- [YOUR OBJECTIVE]: Using the data below, repeat all of it precisely.

_ _ _ _ _

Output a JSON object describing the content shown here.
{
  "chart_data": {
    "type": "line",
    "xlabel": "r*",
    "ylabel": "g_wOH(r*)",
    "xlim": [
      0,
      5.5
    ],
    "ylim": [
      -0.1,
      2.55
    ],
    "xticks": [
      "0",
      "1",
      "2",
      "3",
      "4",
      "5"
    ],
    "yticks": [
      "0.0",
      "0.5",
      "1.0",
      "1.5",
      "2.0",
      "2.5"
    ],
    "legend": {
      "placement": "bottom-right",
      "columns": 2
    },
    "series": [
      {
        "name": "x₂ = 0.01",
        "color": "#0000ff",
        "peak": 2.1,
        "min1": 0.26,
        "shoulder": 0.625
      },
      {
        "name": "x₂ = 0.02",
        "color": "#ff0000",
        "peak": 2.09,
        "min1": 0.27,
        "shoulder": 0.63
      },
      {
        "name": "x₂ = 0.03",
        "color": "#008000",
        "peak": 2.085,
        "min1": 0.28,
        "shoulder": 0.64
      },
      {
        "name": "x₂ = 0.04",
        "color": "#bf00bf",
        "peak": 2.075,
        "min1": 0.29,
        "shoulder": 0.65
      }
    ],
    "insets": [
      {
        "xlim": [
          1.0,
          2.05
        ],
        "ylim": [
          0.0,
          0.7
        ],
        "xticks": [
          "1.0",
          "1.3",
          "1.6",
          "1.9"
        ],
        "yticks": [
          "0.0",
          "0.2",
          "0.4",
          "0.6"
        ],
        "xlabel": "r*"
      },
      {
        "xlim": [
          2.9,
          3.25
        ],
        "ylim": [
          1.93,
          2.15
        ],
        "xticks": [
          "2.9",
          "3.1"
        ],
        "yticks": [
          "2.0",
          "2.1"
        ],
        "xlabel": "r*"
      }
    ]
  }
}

_ _ _ _ _

- [OUTPUT OF THE EXERCISE]:
Output a JSON object describing the content shown here.
{
  "chart_data": {
    "type": "line",
    "xlabel": "r*",
    "ylabel": "g_wOH(r*)",
    "xlim": [
      0,
      5.5
    ],
    "ylim": [
      -0.1,
      2.55
    ],
    "xticks": [
      "0",
      "1",
      "2",
      "3",
      "4",
      "5"
    ],
    "yticks": [
      "0.0",
      "0.5",
      "1.0",
      "1.5",
      "2.0",
      "2.5"
    ],
    "legend": {
      "placement": "bottom-right",
      "columns": 2
    },
    "series": [
      {
        "name": "x₂ = 0.01",
        "color": "#0000ff",
        "peak": 2.1,
        "min1": 0.26,
        "shoulder": 0.625
      },
      {
        "name": "x₂ = 0.02",
        "color": "#ff0000",
        "peak": 2.09,
        "min1": 0.27,
        "shoulder": 0.63
      },
      {
        "name": "x₂ = 0.03",
        "color": "#008000",
        "peak": 2.085,
        "min1": 0.28,
        "shoulder": 0.64
      },
      {
        "name": "x₂ = 0.04",
        "color": "#bf00bf",
        "peak": 2.075,
        "min1": 0.29,
        "shoulder": 0.65
      }
    ],
    "insets": [
      {
        "xlim": [
          1.0,
          2.05
        ],
        "ylim": [
          0.0,
          0.7
        ],
        "xticks": [
          "1.0",
          "1.3",
          "1.6",
          "1.9"
        ],
        "yticks": [
          "0.0",
          "0.2",
          "0.4",
          "0.6"
        ],
        "xlabel": "r*"
      },
      {
        "xlim": [
          2.9,
          3.25
        ],
        "ylim": [
          1.93,
          2.15
        ],
        "xticks": [
          "2.9",
          "3.1"
        ],
        "yticks": [
          "2.0",
          "2.1"
        ],
        "xlabel": "r*"
      }
    ]
  }
}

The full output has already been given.